-- begin --

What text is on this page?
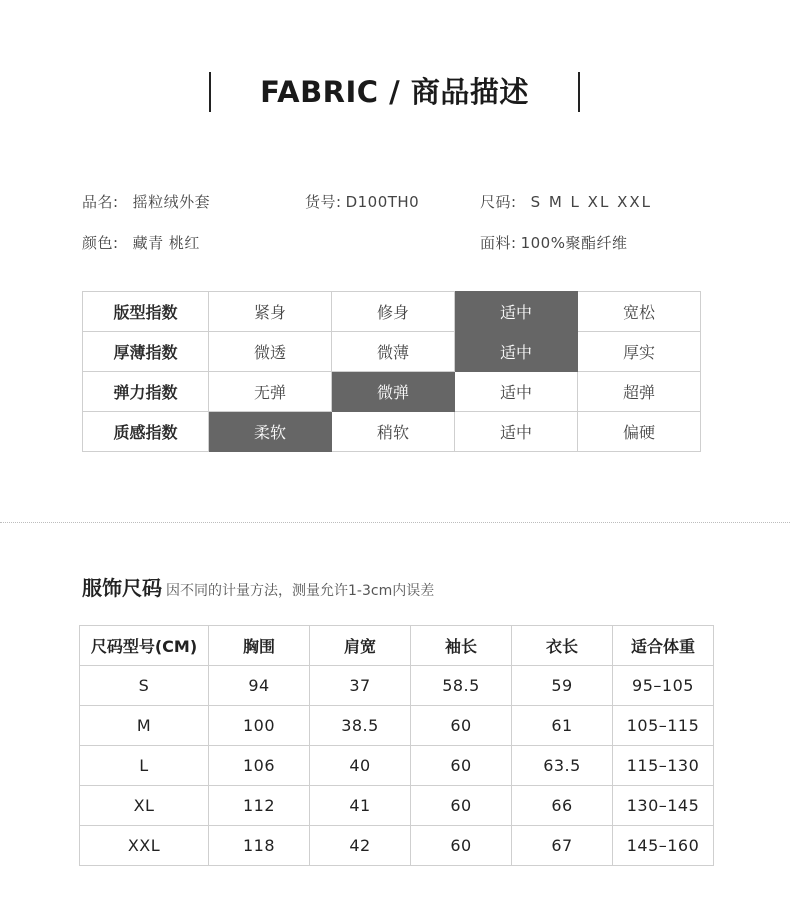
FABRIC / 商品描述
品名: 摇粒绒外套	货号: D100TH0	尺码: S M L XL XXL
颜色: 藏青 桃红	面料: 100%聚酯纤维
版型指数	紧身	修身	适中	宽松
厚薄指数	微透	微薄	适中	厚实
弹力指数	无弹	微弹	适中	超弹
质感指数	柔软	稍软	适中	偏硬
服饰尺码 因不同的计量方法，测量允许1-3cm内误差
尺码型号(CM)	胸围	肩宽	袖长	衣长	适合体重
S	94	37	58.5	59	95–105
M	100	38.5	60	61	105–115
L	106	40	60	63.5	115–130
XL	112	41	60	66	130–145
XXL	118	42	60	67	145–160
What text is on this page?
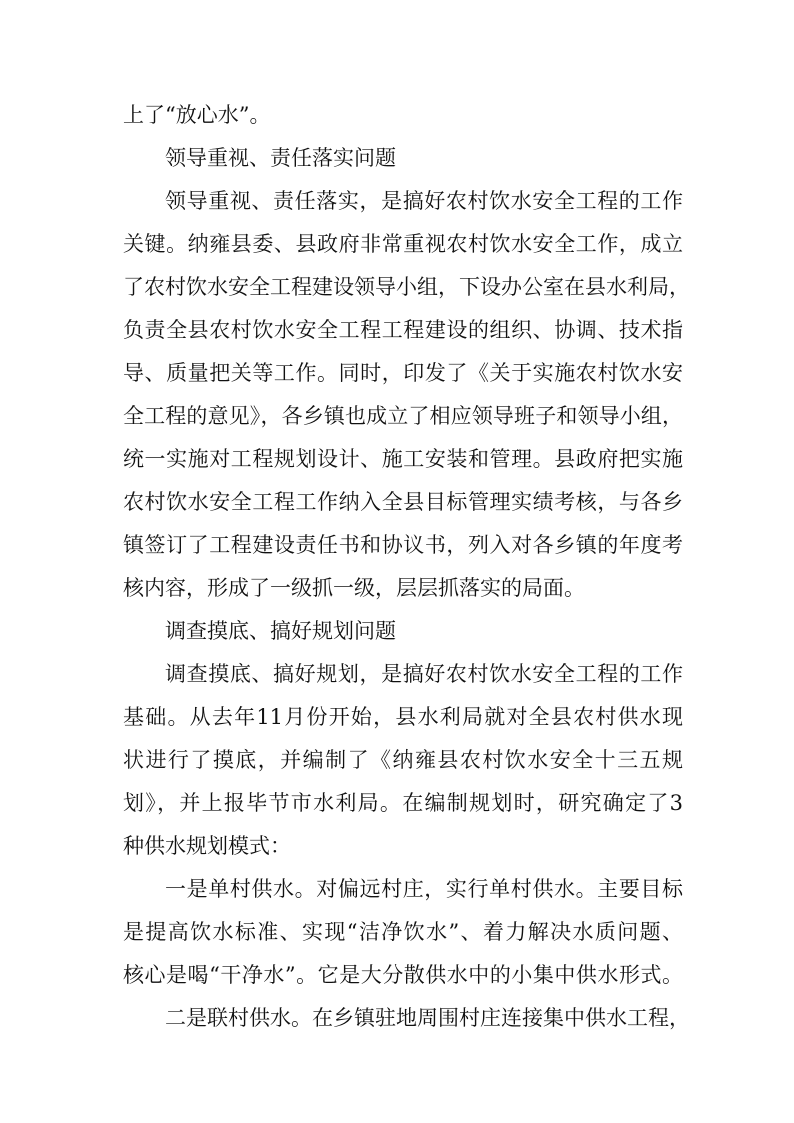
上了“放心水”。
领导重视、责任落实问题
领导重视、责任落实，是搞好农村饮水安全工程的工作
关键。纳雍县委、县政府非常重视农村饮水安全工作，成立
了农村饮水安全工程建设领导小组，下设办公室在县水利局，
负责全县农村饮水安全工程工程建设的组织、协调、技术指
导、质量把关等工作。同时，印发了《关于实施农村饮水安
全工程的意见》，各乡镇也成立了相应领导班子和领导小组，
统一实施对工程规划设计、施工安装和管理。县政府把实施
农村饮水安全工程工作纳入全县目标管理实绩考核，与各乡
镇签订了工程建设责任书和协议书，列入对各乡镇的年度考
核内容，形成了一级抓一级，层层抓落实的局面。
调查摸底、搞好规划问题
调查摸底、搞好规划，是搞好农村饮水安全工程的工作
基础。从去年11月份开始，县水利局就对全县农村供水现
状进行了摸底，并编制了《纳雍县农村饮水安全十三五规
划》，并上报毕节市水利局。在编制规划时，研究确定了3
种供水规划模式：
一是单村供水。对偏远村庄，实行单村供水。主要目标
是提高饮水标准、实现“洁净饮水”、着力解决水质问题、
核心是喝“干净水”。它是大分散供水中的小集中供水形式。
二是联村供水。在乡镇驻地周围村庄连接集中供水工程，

-- end --

AIM OF THE TASK ->
Output the entries above exactly, without their pictures.

RESPONSE BELOW ->
What text is on this page?
FABRIC / 商品描述
品名: 摇粒绒外套	货号: D100TH0	尺码: S M L XL XXL
颜色: 藏青 桃红	面料: 100%聚酯纤维
版型指数	紧身	修身	适中	宽松
厚薄指数	微透	微薄	适中	厚实
弹力指数	无弹	微弹	适中	超弹
质感指数	柔软	稍软	适中	偏硬
服饰尺码 因不同的计量方法，测量允许1-3cm内误差
尺码型号(CM)	胸围	肩宽	袖长	衣长	适合体重
S	94	37	58.5	59	95–105
M	100	38.5	60	61	105–115
L	106	40	60	63.5	115–130
XL	112	41	60	66	130–145
XXL	118	42	60	67	145–160
What text is on this page?
上了“放心水”。
领导重视、责任落实问题
领导重视、责任落实，是搞好农村饮水安全工程的工作
关键。纳雍县委、县政府非常重视农村饮水安全工作，成立
了农村饮水安全工程建设领导小组，下设办公室在县水利局，
负责全县农村饮水安全工程工程建设的组织、协调、技术指
导、质量把关等工作。同时，印发了《关于实施农村饮水安
全工程的意见》，各乡镇也成立了相应领导班子和领导小组，
统一实施对工程规划设计、施工安装和管理。县政府把实施
农村饮水安全工程工作纳入全县目标管理实绩考核，与各乡
镇签订了工程建设责任书和协议书，列入对各乡镇的年度考
核内容，形成了一级抓一级，层层抓落实的局面。
调查摸底、搞好规划问题
调查摸底、搞好规划，是搞好农村饮水安全工程的工作
基础。从去年11月份开始，县水利局就对全县农村供水现
状进行了摸底，并编制了《纳雍县农村饮水安全十三五规
划》，并上报毕节市水利局。在编制规划时，研究确定了3
种供水规划模式：
一是单村供水。对偏远村庄，实行单村供水。主要目标
是提高饮水标准、实现“洁净饮水”、着力解决水质问题、
核心是喝“干净水”。它是大分散供水中的小集中供水形式。
二是联村供水。在乡镇驻地周围村庄连接集中供水工程，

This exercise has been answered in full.